Exercise task
Pick out the lines below with "Seite" and list them.

Information given

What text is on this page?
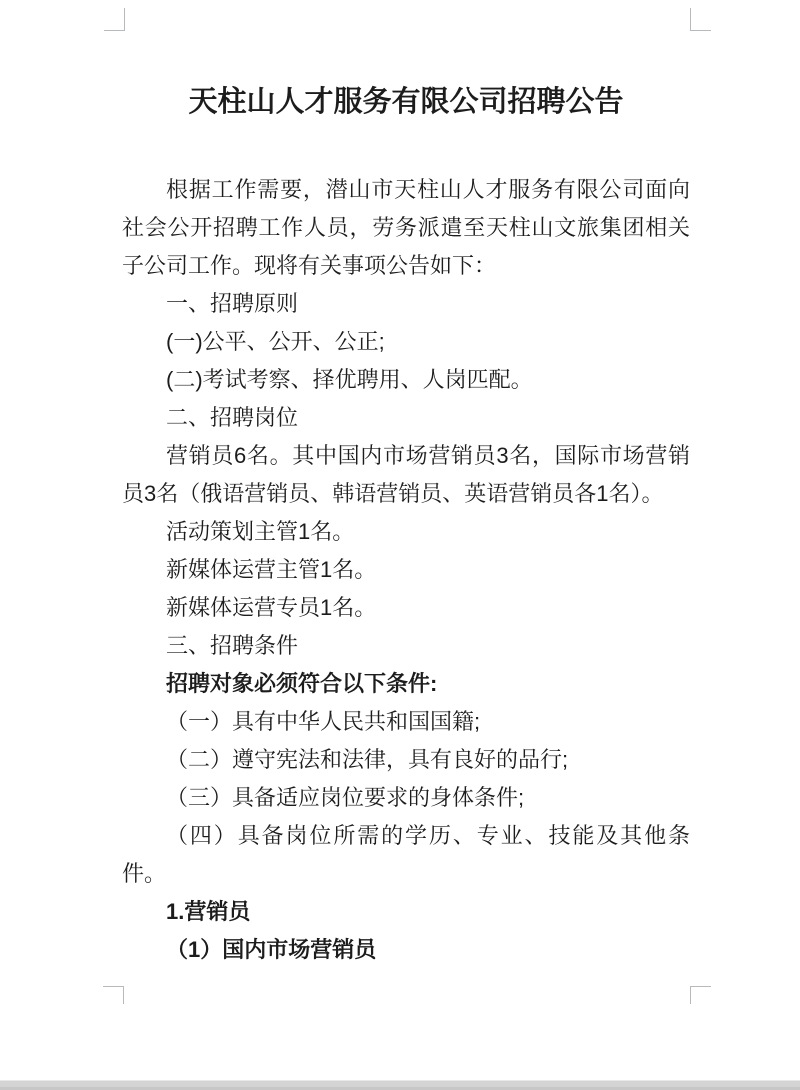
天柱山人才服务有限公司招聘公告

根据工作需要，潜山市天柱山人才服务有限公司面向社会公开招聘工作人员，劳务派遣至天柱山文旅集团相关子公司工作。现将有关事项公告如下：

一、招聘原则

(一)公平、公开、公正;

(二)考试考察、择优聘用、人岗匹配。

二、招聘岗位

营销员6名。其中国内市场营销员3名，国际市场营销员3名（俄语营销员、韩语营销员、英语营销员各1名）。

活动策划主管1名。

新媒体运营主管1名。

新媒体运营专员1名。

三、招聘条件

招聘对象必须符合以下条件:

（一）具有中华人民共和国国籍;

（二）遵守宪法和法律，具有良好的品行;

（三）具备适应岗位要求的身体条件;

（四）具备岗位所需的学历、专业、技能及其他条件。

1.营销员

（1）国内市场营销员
* * *
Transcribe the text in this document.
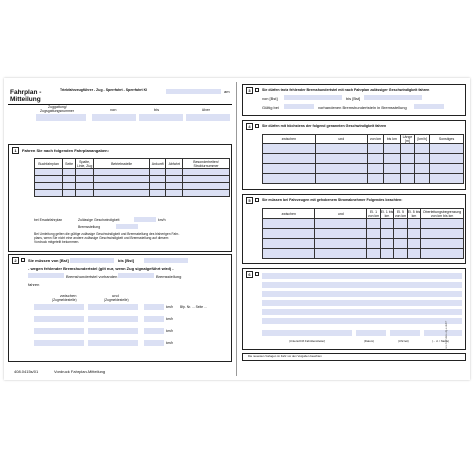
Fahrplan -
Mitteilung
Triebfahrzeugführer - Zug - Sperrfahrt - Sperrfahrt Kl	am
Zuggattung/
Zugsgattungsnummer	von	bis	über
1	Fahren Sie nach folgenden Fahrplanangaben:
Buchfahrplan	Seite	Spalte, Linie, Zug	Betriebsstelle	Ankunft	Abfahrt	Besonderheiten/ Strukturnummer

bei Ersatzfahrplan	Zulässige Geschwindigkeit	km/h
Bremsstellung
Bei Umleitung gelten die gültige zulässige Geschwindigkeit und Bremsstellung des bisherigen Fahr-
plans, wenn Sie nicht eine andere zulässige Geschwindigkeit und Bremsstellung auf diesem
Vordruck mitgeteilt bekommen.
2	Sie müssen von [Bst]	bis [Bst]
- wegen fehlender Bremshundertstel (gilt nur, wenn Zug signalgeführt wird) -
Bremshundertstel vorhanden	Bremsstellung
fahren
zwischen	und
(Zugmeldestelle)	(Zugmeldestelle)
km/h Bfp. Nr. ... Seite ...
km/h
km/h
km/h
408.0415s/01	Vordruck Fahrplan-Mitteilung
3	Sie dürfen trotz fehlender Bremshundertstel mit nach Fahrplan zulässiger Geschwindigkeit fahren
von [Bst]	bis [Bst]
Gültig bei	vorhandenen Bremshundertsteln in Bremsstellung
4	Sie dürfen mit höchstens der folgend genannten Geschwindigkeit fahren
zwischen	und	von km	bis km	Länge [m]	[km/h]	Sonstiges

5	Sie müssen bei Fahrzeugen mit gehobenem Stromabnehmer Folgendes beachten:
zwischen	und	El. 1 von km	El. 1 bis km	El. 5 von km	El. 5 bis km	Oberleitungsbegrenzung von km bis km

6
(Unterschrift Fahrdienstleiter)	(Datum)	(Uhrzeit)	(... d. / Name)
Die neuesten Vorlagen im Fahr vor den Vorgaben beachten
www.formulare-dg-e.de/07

Answer in full
Buchfahrplan	Seite	Spalte, Linie, Zug	Betriebsstelle	Ankunft	Abfahrt	Besonderheiten/ Strukturnummer
km/h Bfp. Nr. ... Seite ...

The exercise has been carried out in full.